HOW TO COMPLETE THIS TASK =
Omit every picture. Return all other data as it stands.

DATA FOR THE TASK =

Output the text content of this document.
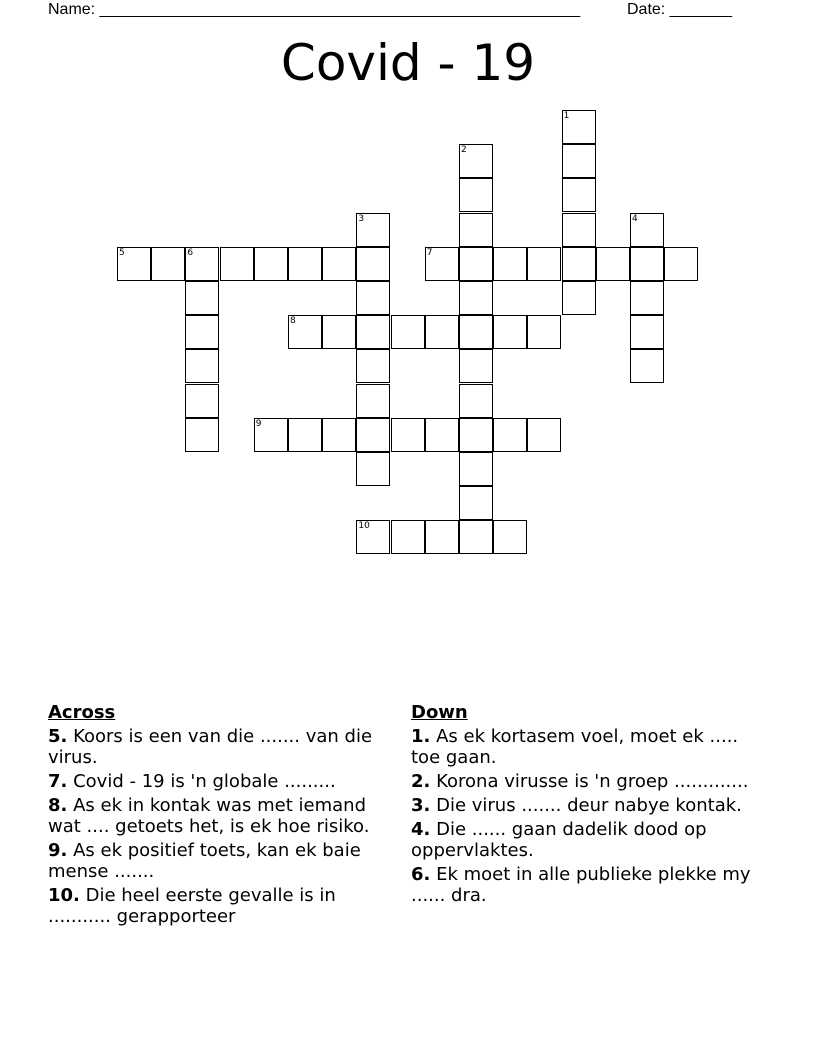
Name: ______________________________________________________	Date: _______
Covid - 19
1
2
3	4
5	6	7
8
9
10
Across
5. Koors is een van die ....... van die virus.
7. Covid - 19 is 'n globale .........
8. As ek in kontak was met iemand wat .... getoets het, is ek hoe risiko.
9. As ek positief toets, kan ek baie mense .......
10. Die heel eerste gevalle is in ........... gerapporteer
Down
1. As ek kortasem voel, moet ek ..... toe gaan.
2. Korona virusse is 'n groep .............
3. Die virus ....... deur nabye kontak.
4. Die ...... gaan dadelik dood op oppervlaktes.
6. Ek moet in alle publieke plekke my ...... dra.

REPLY =
Output the text content of this document.
Name: ______________________________________________________	Date: _______
Covid - 19
1
2
3	4
5	6	7
8
9
10
Across
5. Koors is een van die ....... van die virus.
7. Covid - 19 is 'n globale .........
8. As ek in kontak was met iemand wat .... getoets het, is ek hoe risiko.
9. As ek positief toets, kan ek baie mense .......
10. Die heel eerste gevalle is in ........... gerapporteer
Down
1. As ek kortasem voel, moet ek ..... toe gaan.
2. Korona virusse is 'n groep .............
3. Die virus ....... deur nabye kontak.
4. Die ...... gaan dadelik dood op oppervlaktes.
6. Ek moet in alle publieke plekke my ...... dra.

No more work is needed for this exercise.